Extracts from a graphics dataset:
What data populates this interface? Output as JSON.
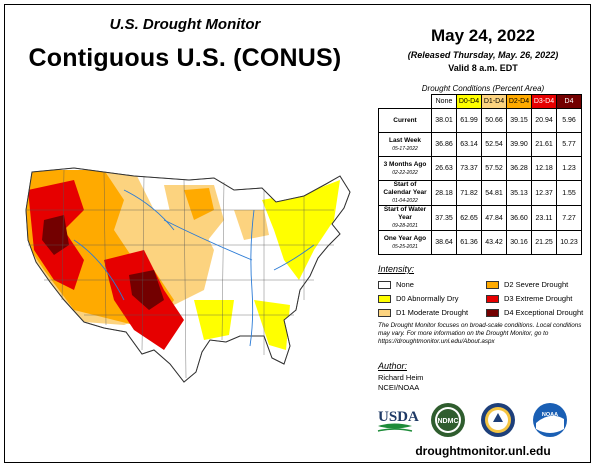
{
  "header": {
    "subtitle": "U.S. Drought Monitor",
    "title": "Contiguous U.S. (CONUS)"
  },
  "release": {
    "date": "May 24, 2022",
    "released": "(Released Thursday, May. 26, 2022)",
    "valid": "Valid 8 a.m. EDT"
  },
  "conditions": {
    "title": "Drought Conditions (Percent Area)",
    "columns": [
      "None",
      "D0-D4",
      "D1-D4",
      "D2-D4",
      "D3-D4",
      "D4"
    ],
    "column_colors": [
      "#ffffff",
      "#ffff00",
      "#fcd37f",
      "#ffaa00",
      "#e60000",
      "#730000"
    ],
    "rows": [
      {
        "label": "Current",
        "date": "",
        "values": [
          "38.01",
          "61.99",
          "50.66",
          "39.15",
          "20.94",
          "5.96"
        ]
      },
      {
        "label": "Last Week",
        "date": "05-17-2022",
        "values": [
          "36.86",
          "63.14",
          "52.54",
          "39.90",
          "21.61",
          "5.77"
        ]
      },
      {
        "label": "3 Months Ago",
        "date": "02-22-2022",
        "values": [
          "26.63",
          "73.37",
          "57.52",
          "36.28",
          "12.18",
          "1.23"
        ]
      },
      {
        "label": "Start of Calendar Year",
        "date": "01-04-2022",
        "values": [
          "28.18",
          "71.82",
          "54.81",
          "35.13",
          "12.37",
          "1.55"
        ]
      },
      {
        "label": "Start of Water Year",
        "date": "09-28-2021",
        "values": [
          "37.35",
          "62.65",
          "47.84",
          "36.60",
          "23.11",
          "7.27"
        ]
      },
      {
        "label": "One Year Ago",
        "date": "05-25-2021",
        "values": [
          "38.64",
          "61.36",
          "43.42",
          "30.16",
          "21.25",
          "10.23"
        ]
      }
    ]
  },
  "intensity": {
    "title": "Intensity:",
    "items": [
      {
        "label": "None",
        "color": "#ffffff"
      },
      {
        "label": "D0 Abnormally Dry",
        "color": "#ffff00"
      },
      {
        "label": "D1 Moderate Drought",
        "color": "#fcd37f"
      },
      {
        "label": "D2 Severe Drought",
        "color": "#ffaa00"
      },
      {
        "label": "D3 Extreme Drought",
        "color": "#e60000"
      },
      {
        "label": "D4 Exceptional Drought",
        "color": "#730000"
      }
    ]
  },
  "note": "The Drought Monitor focuses on broad-scale conditions. Local conditions may vary. For more information on the Drought Monitor, go to https://droughtmonitor.unl.edu/About.aspx",
  "author": {
    "title": "Author:",
    "name": "Richard Heim",
    "org": "NCEI/NOAA"
  },
  "logos": {
    "usda": "USDA",
    "ndmc": "NDMC",
    "noaa": "NOAA"
  },
  "url": "droughtmonitor.unl.edu"
}
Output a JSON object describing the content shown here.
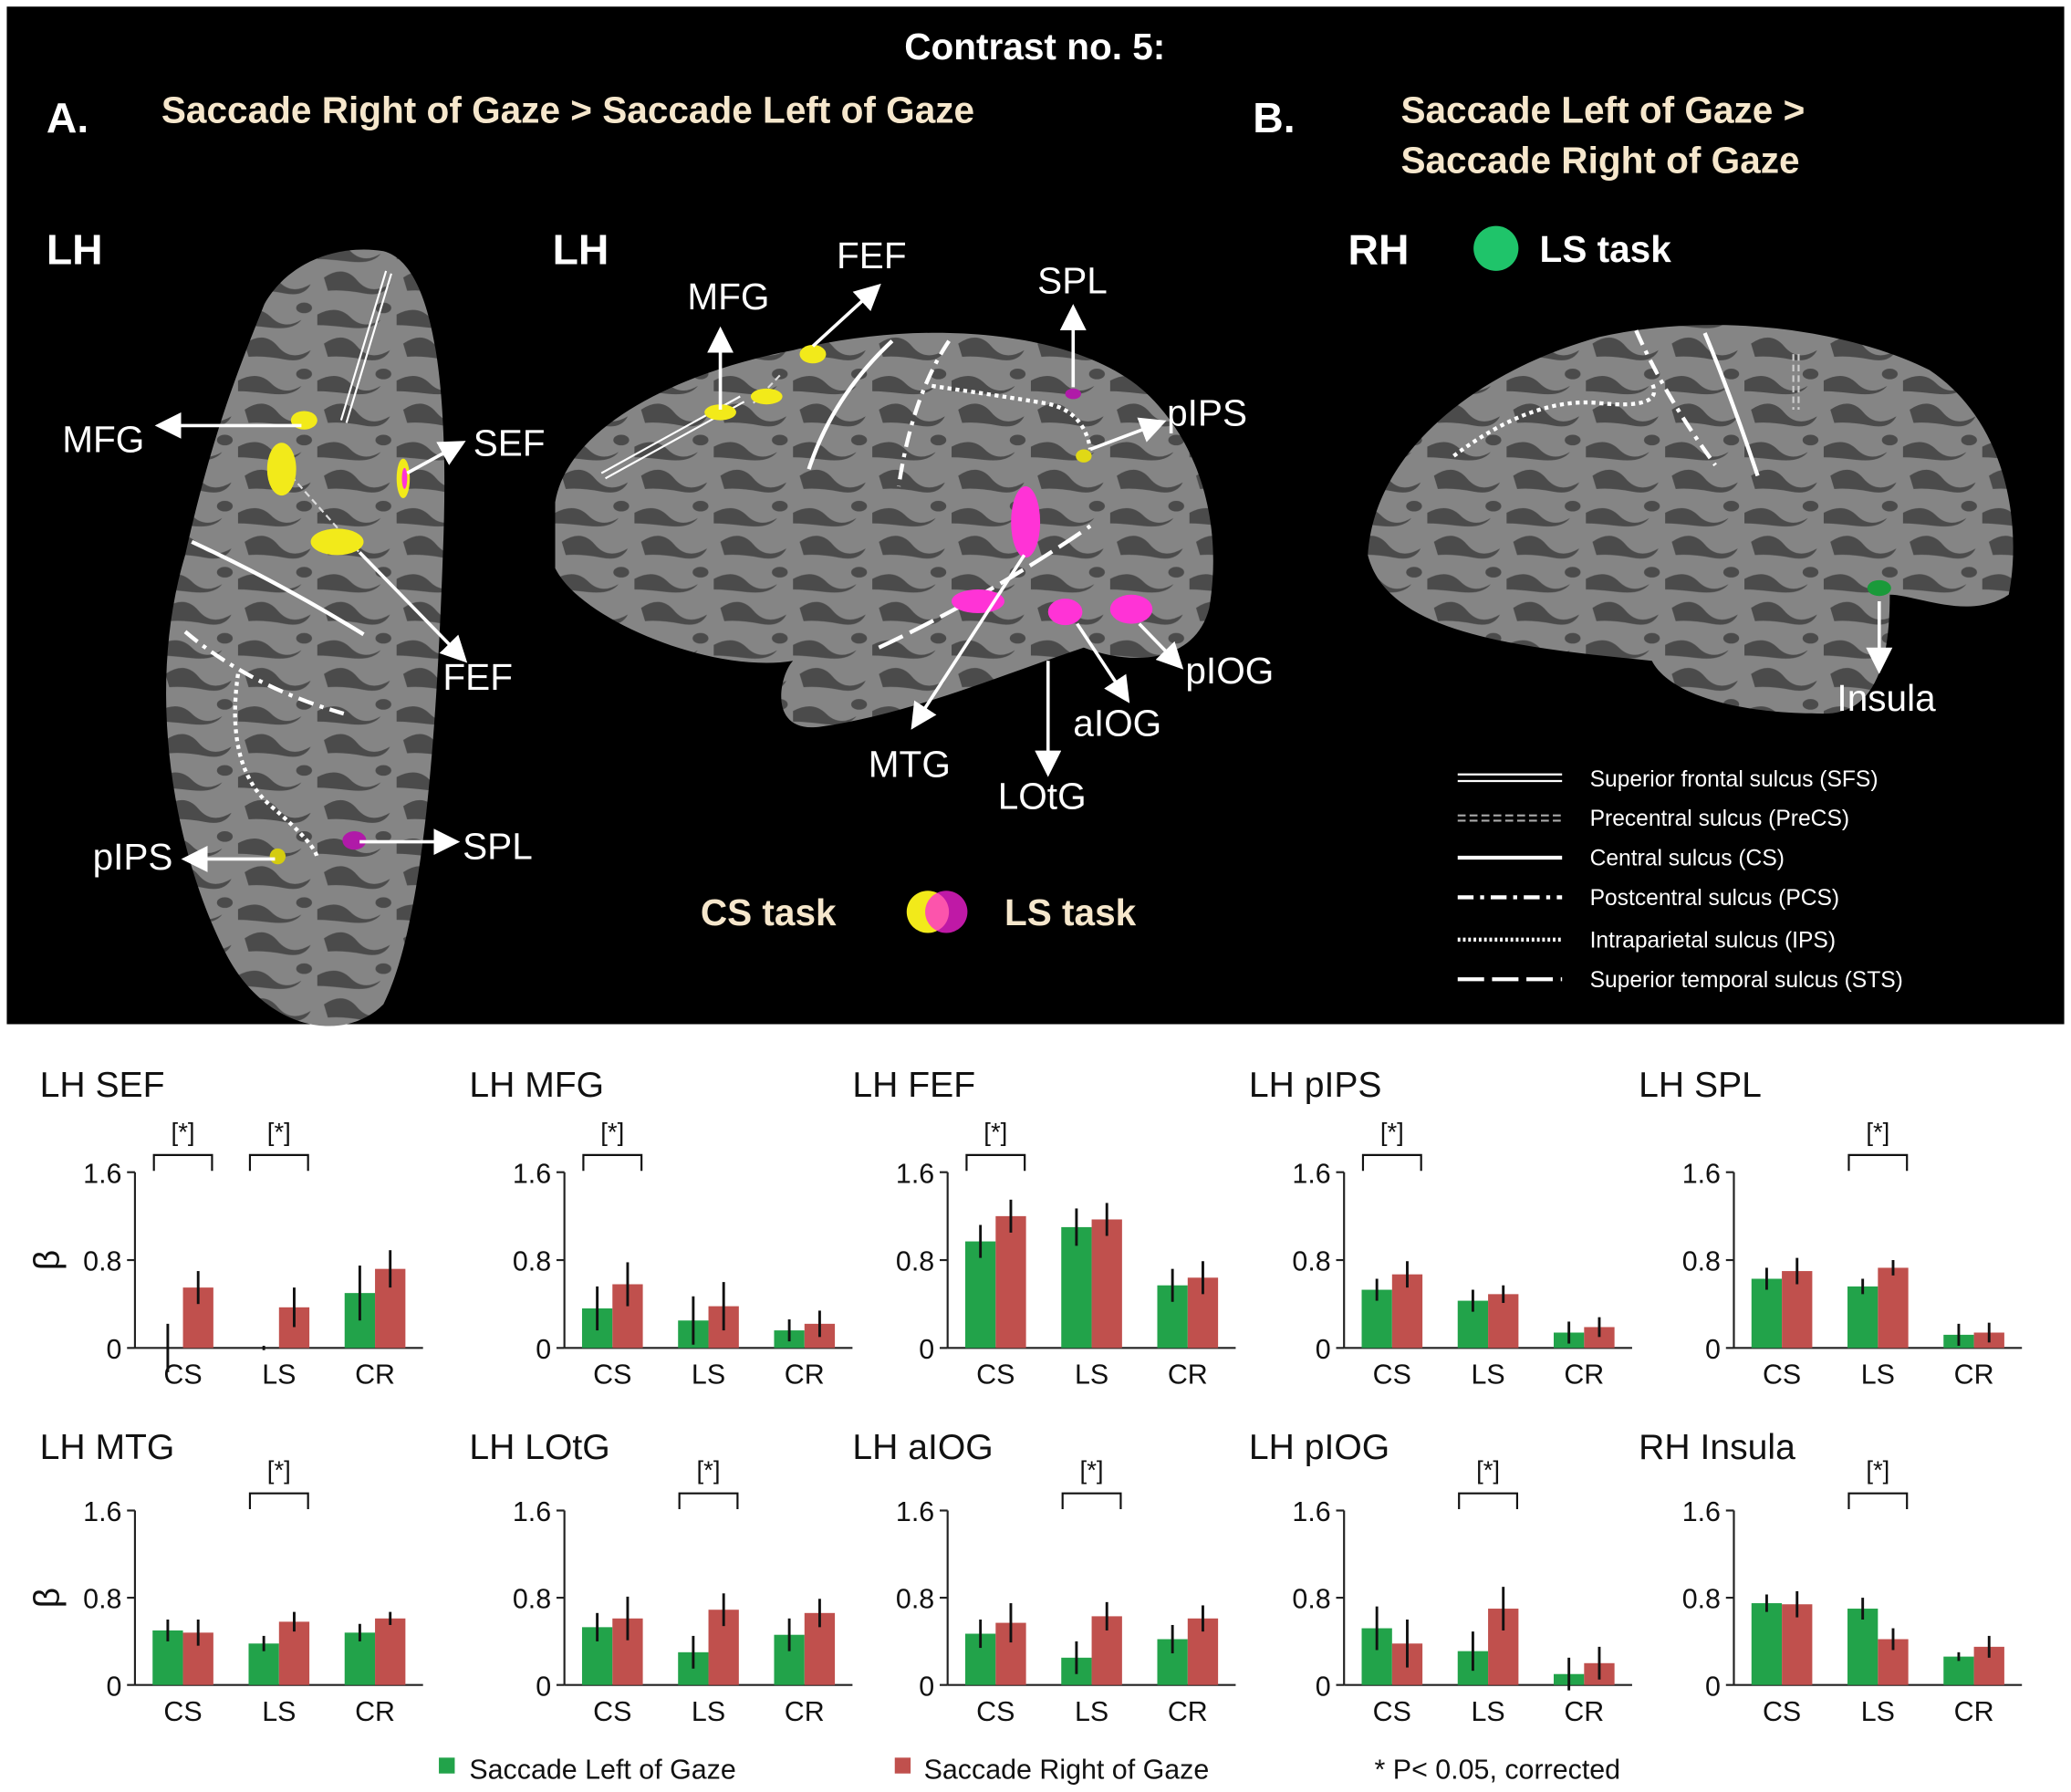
{
  "header": {
    "title": "Contrast no. 5:"
  },
  "panel_a": {
    "letter": "A.",
    "heading": "Saccade Right of Gaze > Saccade Left of Gaze",
    "view1": "LH",
    "view1_labels": [
      "MFG",
      "SEF",
      "FEF",
      "pIPS",
      "SPL"
    ],
    "view2": "LH",
    "view2_labels": [
      "MFG",
      "FEF",
      "SPL",
      "pIPS",
      "MTG",
      "aIOG",
      "LOtG",
      "pIOG"
    ],
    "cs_task": "CS task",
    "ls_task": "LS task"
  },
  "panel_b": {
    "letter": "B.",
    "heading_lines": [
      "Saccade Left of Gaze >",
      "Saccade Right of Gaze"
    ],
    "view": "RH",
    "task": "LS task",
    "labels": [
      "Insula"
    ]
  },
  "sulcus_legend": [
    "Superior frontal sulcus (SFS)",
    "Precentral sulcus (PreCS)",
    "Central sulcus (CS)",
    "Postcentral sulcus (PCS)",
    "Intraparietal sulcus (IPS)",
    "Superior temporal sulcus (STS)"
  ],
  "series_legend": [
    {
      "name": "Saccade Left of Gaze",
      "color": "#22a34a"
    },
    {
      "name": "Saccade Right of Gaze",
      "color": "#c0504d"
    }
  ],
  "note": "* P< 0.05, corrected",
  "chart_data": [
    {
      "type": "bar",
      "title": "LH SEF",
      "ylabel": "β",
      "categories": [
        "CS",
        "LS",
        "CR"
      ],
      "ylim": [
        0,
        1.6
      ],
      "yticks": [
        0,
        0.8,
        1.6
      ],
      "marker": "[*]",
      "significant": [
        true,
        true,
        false
      ],
      "series": [
        {
          "values": [
            0,
            0,
            0.5
          ],
          "errors": [
            0.22,
            0.02,
            0.25
          ]
        },
        {
          "values": [
            0.55,
            0.37,
            0.72
          ],
          "errors": [
            0.15,
            0.18,
            0.17
          ]
        }
      ]
    },
    {
      "type": "bar",
      "title": "LH MFG",
      "categories": [
        "CS",
        "LS",
        "CR"
      ],
      "ylim": [
        0,
        1.6
      ],
      "yticks": [
        0,
        0.8,
        1.6
      ],
      "marker": "[*]",
      "significant": [
        true,
        false,
        false
      ],
      "series": [
        {
          "values": [
            0.36,
            0.25,
            0.16
          ],
          "errors": [
            0.2,
            0.22,
            0.1
          ]
        },
        {
          "values": [
            0.58,
            0.38,
            0.22
          ],
          "errors": [
            0.2,
            0.22,
            0.12
          ]
        }
      ]
    },
    {
      "type": "bar",
      "title": "LH FEF",
      "categories": [
        "CS",
        "LS",
        "CR"
      ],
      "ylim": [
        0,
        1.6
      ],
      "yticks": [
        0,
        0.8,
        1.6
      ],
      "marker": "[*]",
      "significant": [
        true,
        false,
        false
      ],
      "series": [
        {
          "values": [
            0.97,
            1.1,
            0.57
          ],
          "errors": [
            0.15,
            0.17,
            0.15
          ]
        },
        {
          "values": [
            1.2,
            1.17,
            0.64
          ],
          "errors": [
            0.15,
            0.15,
            0.15
          ]
        }
      ]
    },
    {
      "type": "bar",
      "title": "LH pIPS",
      "categories": [
        "CS",
        "LS",
        "CR"
      ],
      "ylim": [
        0,
        1.6
      ],
      "yticks": [
        0,
        0.8,
        1.6
      ],
      "marker": "[*]",
      "significant": [
        true,
        false,
        false
      ],
      "series": [
        {
          "values": [
            0.53,
            0.43,
            0.14
          ],
          "errors": [
            0.1,
            0.1,
            0.1
          ]
        },
        {
          "values": [
            0.67,
            0.49,
            0.19
          ],
          "errors": [
            0.12,
            0.08,
            0.09
          ]
        }
      ]
    },
    {
      "type": "bar",
      "title": "LH SPL",
      "categories": [
        "CS",
        "LS",
        "CR"
      ],
      "ylim": [
        0,
        1.6
      ],
      "yticks": [
        0,
        0.8,
        1.6
      ],
      "marker": "[*]",
      "significant": [
        false,
        true,
        false
      ],
      "series": [
        {
          "values": [
            0.63,
            0.56,
            0.12
          ],
          "errors": [
            0.1,
            0.07,
            0.1
          ]
        },
        {
          "values": [
            0.7,
            0.73,
            0.14
          ],
          "errors": [
            0.12,
            0.07,
            0.09
          ]
        }
      ]
    },
    {
      "type": "bar",
      "title": "LH MTG",
      "ylabel": "β",
      "categories": [
        "CS",
        "LS",
        "CR"
      ],
      "ylim": [
        0,
        1.6
      ],
      "yticks": [
        0,
        0.8,
        1.6
      ],
      "marker": "[*]",
      "significant": [
        false,
        true,
        false
      ],
      "series": [
        {
          "values": [
            0.5,
            0.38,
            0.48
          ],
          "errors": [
            0.1,
            0.07,
            0.08
          ]
        },
        {
          "values": [
            0.48,
            0.58,
            0.61
          ],
          "errors": [
            0.12,
            0.09,
            0.06
          ]
        }
      ]
    },
    {
      "type": "bar",
      "title": "LH LOtG",
      "categories": [
        "CS",
        "LS",
        "CR"
      ],
      "ylim": [
        0,
        1.6
      ],
      "yticks": [
        0,
        0.8,
        1.6
      ],
      "marker": "[*]",
      "significant": [
        false,
        true,
        false
      ],
      "series": [
        {
          "values": [
            0.53,
            0.3,
            0.46
          ],
          "errors": [
            0.13,
            0.15,
            0.15
          ]
        },
        {
          "values": [
            0.61,
            0.69,
            0.66
          ],
          "errors": [
            0.2,
            0.15,
            0.13
          ]
        }
      ]
    },
    {
      "type": "bar",
      "title": "LH aIOG",
      "categories": [
        "CS",
        "LS",
        "CR"
      ],
      "ylim": [
        0,
        1.6
      ],
      "yticks": [
        0,
        0.8,
        1.6
      ],
      "marker": "[*]",
      "significant": [
        false,
        true,
        false
      ],
      "series": [
        {
          "values": [
            0.47,
            0.25,
            0.42
          ],
          "errors": [
            0.13,
            0.15,
            0.13
          ]
        },
        {
          "values": [
            0.57,
            0.63,
            0.61
          ],
          "errors": [
            0.18,
            0.13,
            0.12
          ]
        }
      ]
    },
    {
      "type": "bar",
      "title": "LH pIOG",
      "categories": [
        "CS",
        "LS",
        "CR"
      ],
      "ylim": [
        0,
        1.6
      ],
      "yticks": [
        0,
        0.8,
        1.6
      ],
      "marker": "[*]",
      "significant": [
        false,
        true,
        false
      ],
      "series": [
        {
          "values": [
            0.52,
            0.31,
            0.1
          ],
          "errors": [
            0.2,
            0.18,
            0.15
          ]
        },
        {
          "values": [
            0.38,
            0.7,
            0.2
          ],
          "errors": [
            0.22,
            0.2,
            0.15
          ]
        }
      ]
    },
    {
      "type": "bar",
      "title": "RH Insula",
      "categories": [
        "CS",
        "LS",
        "CR"
      ],
      "ylim": [
        0,
        1.6
      ],
      "yticks": [
        0,
        0.8,
        1.6
      ],
      "marker": "[*]",
      "significant": [
        false,
        true,
        false
      ],
      "series": [
        {
          "values": [
            0.75,
            0.7,
            0.26
          ],
          "errors": [
            0.08,
            0.1,
            0.04
          ]
        },
        {
          "values": [
            0.74,
            0.42,
            0.35
          ],
          "errors": [
            0.12,
            0.1,
            0.1
          ]
        }
      ]
    }
  ]
}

WHAT TO PRODUCE ▸ Find each line with the string "Left" and copy it out.

CORRECT RESPONSE ▸
    "heading": "Saccade Right of Gaze > Saccade Left of Gaze",
      "Saccade Left of Gaze >",
      "name": "Saccade Left of Gaze",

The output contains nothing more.